*** Data shown ***

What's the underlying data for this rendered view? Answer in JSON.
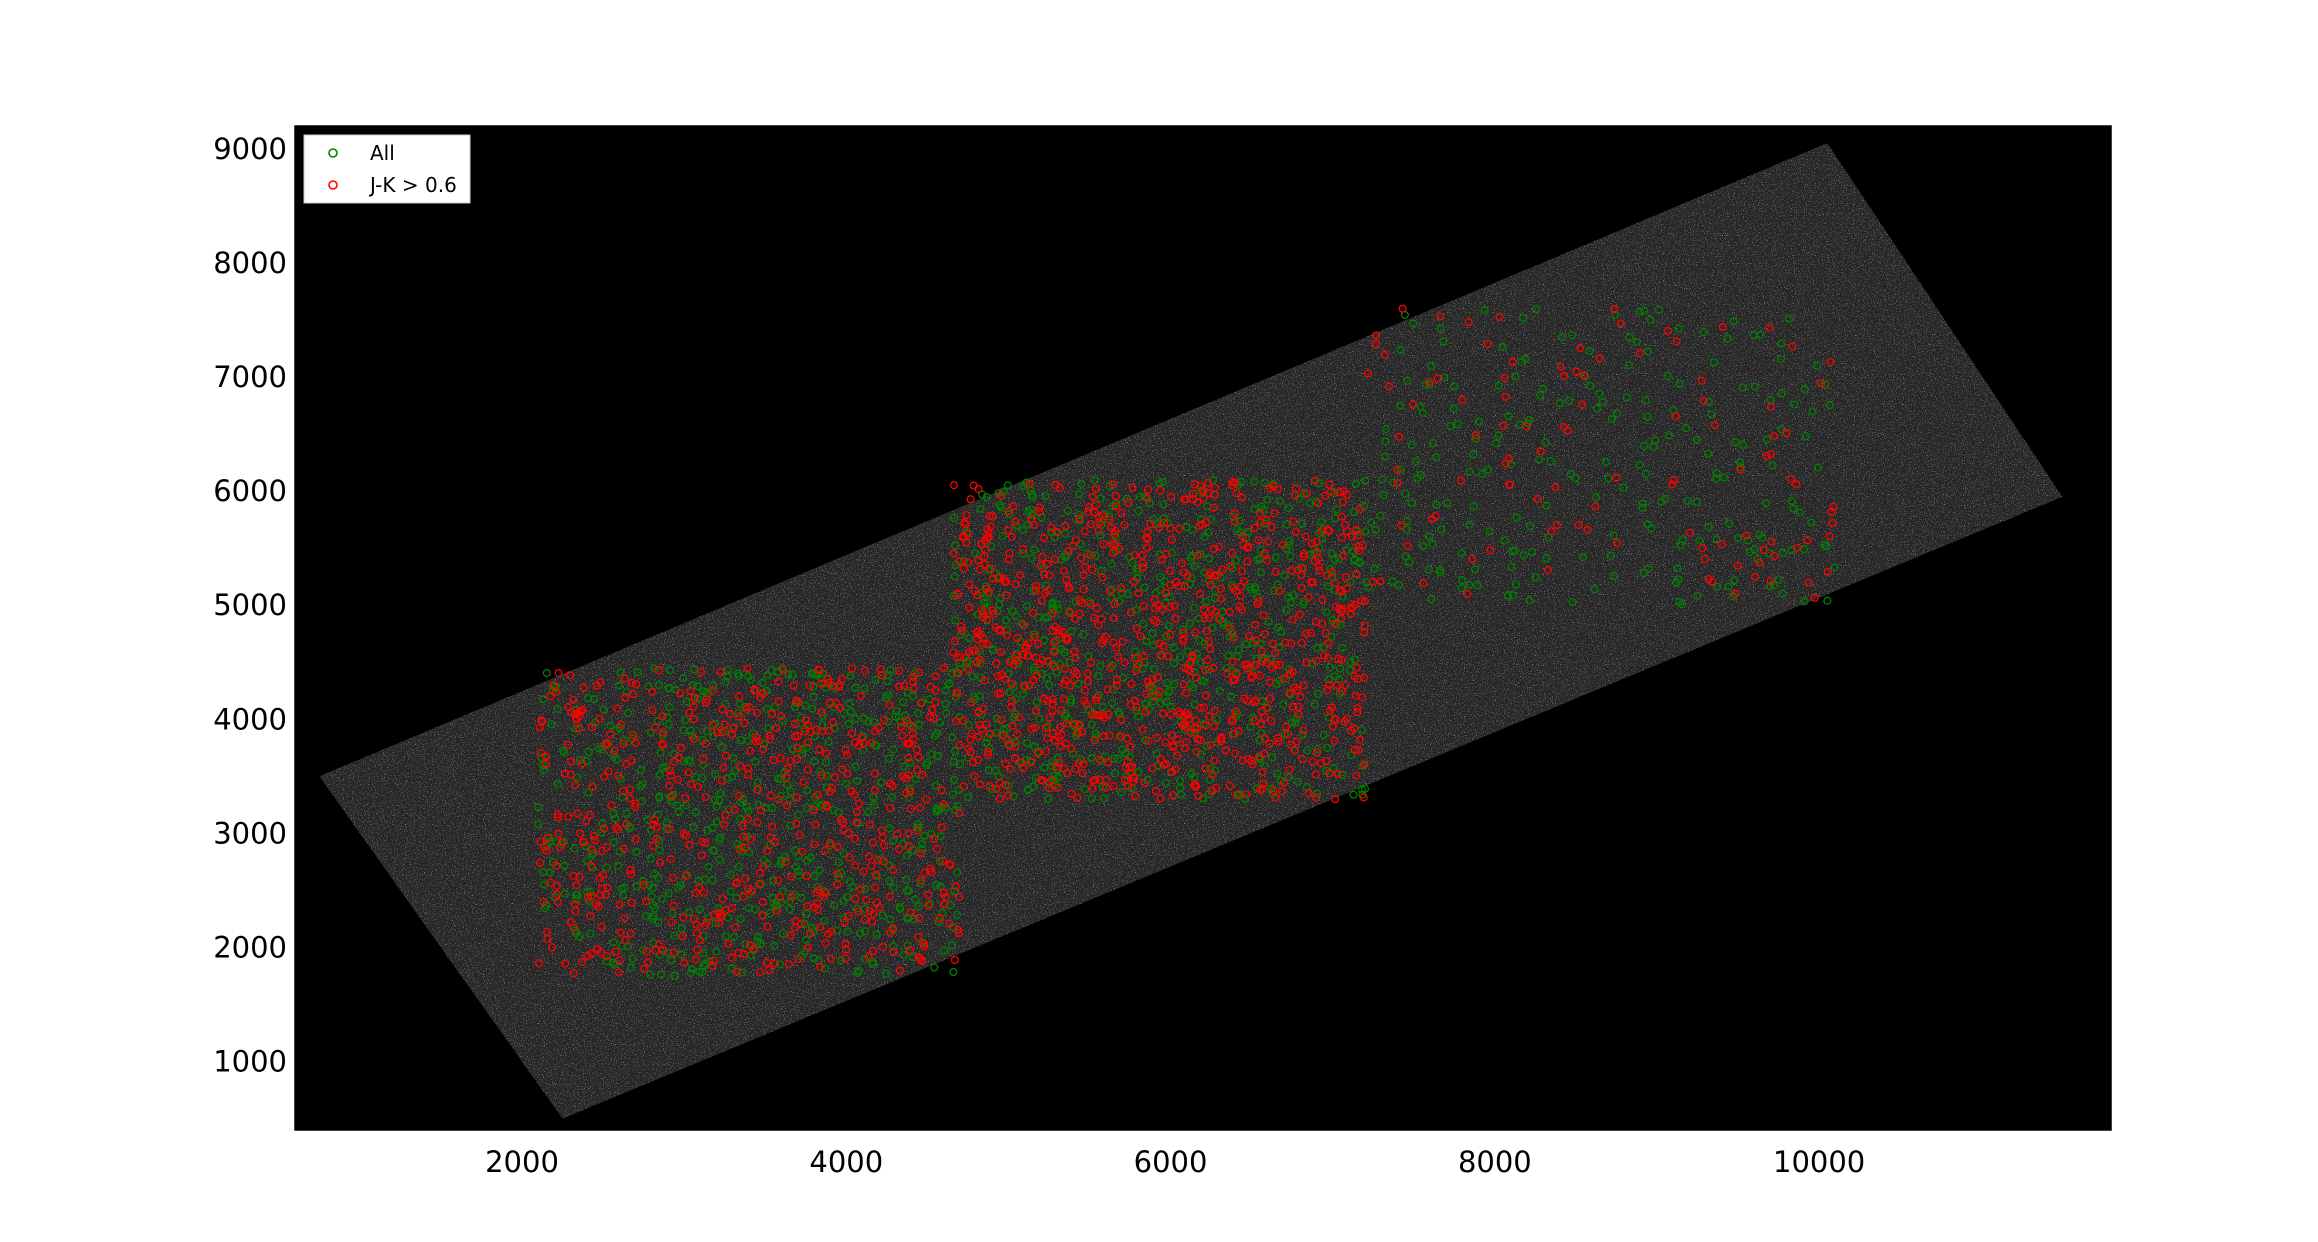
{
  "chart_data": {
    "type": "scatter",
    "title": "",
    "xlabel": "",
    "ylabel": "",
    "xlim": [
      600,
      11800
    ],
    "ylim": [
      400,
      9200
    ],
    "xticks": [
      2000,
      4000,
      6000,
      8000,
      10000
    ],
    "yticks": [
      1000,
      2000,
      3000,
      4000,
      5000,
      6000,
      7000,
      8000,
      9000
    ],
    "grid": false,
    "background": "grayscale sky image (black field with tilted mosaic strip)",
    "legend": {
      "placement": "top-left",
      "entries": [
        {
          "label": "All",
          "color": "#008000",
          "marker": "open-circle"
        },
        {
          "label": "J-K > 0.6",
          "color": "#ff0000",
          "marker": "open-circle"
        }
      ]
    },
    "image_footprint": {
      "corners": [
        [
          750,
          3500
        ],
        [
          2250,
          500
        ],
        [
          11500,
          5950
        ],
        [
          10050,
          9050
        ]
      ]
    },
    "series": [
      {
        "name": "All",
        "color": "#008000",
        "fields": [
          {
            "xrange": [
              2100,
              4700
            ],
            "yrange": [
              1750,
              4450
            ],
            "density": "high"
          },
          {
            "xrange": [
              4650,
              7200
            ],
            "yrange": [
              3300,
              6100
            ],
            "density": "high"
          },
          {
            "xrange": [
              7200,
              10100
            ],
            "yrange": [
              5000,
              7600
            ],
            "density": "medium"
          },
          {
            "xrange": [
              9100,
              10100
            ],
            "yrange": [
              5000,
              5600
            ],
            "density": "medium"
          }
        ]
      },
      {
        "name": "J-K > 0.6",
        "color": "#ff0000",
        "fields": [
          {
            "xrange": [
              2100,
              4700
            ],
            "yrange": [
              1750,
              4450
            ],
            "density": "high"
          },
          {
            "xrange": [
              4650,
              7200
            ],
            "yrange": [
              3300,
              6100
            ],
            "density": "very-high"
          },
          {
            "xrange": [
              7200,
              10100
            ],
            "yrange": [
              5000,
              7600
            ],
            "density": "low"
          },
          {
            "xrange": [
              9100,
              10100
            ],
            "yrange": [
              5000,
              5600
            ],
            "density": "low"
          }
        ]
      }
    ]
  }
}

***

To be done: All of the data needs repeating exactly, but the pictures do not.

Written answer:
What's the underlying data for this rendered view? Answer in JSON.
{
  "chart_data": {
    "type": "scatter",
    "title": "",
    "xlabel": "",
    "ylabel": "",
    "xlim": [
      600,
      11800
    ],
    "ylim": [
      400,
      9200
    ],
    "xticks": [
      2000,
      4000,
      6000,
      8000,
      10000
    ],
    "yticks": [
      1000,
      2000,
      3000,
      4000,
      5000,
      6000,
      7000,
      8000,
      9000
    ],
    "grid": false,
    "background": "grayscale sky image (black field with tilted mosaic strip)",
    "legend": {
      "placement": "top-left",
      "entries": [
        {
          "label": "All",
          "color": "#008000",
          "marker": "open-circle"
        },
        {
          "label": "J-K > 0.6",
          "color": "#ff0000",
          "marker": "open-circle"
        }
      ]
    },
    "image_footprint": {
      "corners": [
        [
          750,
          3500
        ],
        [
          2250,
          500
        ],
        [
          11500,
          5950
        ],
        [
          10050,
          9050
        ]
      ]
    },
    "series": [
      {
        "name": "All",
        "color": "#008000",
        "fields": [
          {
            "xrange": [
              2100,
              4700
            ],
            "yrange": [
              1750,
              4450
            ],
            "density": "high"
          },
          {
            "xrange": [
              4650,
              7200
            ],
            "yrange": [
              3300,
              6100
            ],
            "density": "high"
          },
          {
            "xrange": [
              7200,
              10100
            ],
            "yrange": [
              5000,
              7600
            ],
            "density": "medium"
          },
          {
            "xrange": [
              9100,
              10100
            ],
            "yrange": [
              5000,
              5600
            ],
            "density": "medium"
          }
        ]
      },
      {
        "name": "J-K > 0.6",
        "color": "#ff0000",
        "fields": [
          {
            "xrange": [
              2100,
              4700
            ],
            "yrange": [
              1750,
              4450
            ],
            "density": "high"
          },
          {
            "xrange": [
              4650,
              7200
            ],
            "yrange": [
              3300,
              6100
            ],
            "density": "very-high"
          },
          {
            "xrange": [
              7200,
              10100
            ],
            "yrange": [
              5000,
              7600
            ],
            "density": "low"
          },
          {
            "xrange": [
              9100,
              10100
            ],
            "yrange": [
              5000,
              5600
            ],
            "density": "low"
          }
        ]
      }
    ]
  }
}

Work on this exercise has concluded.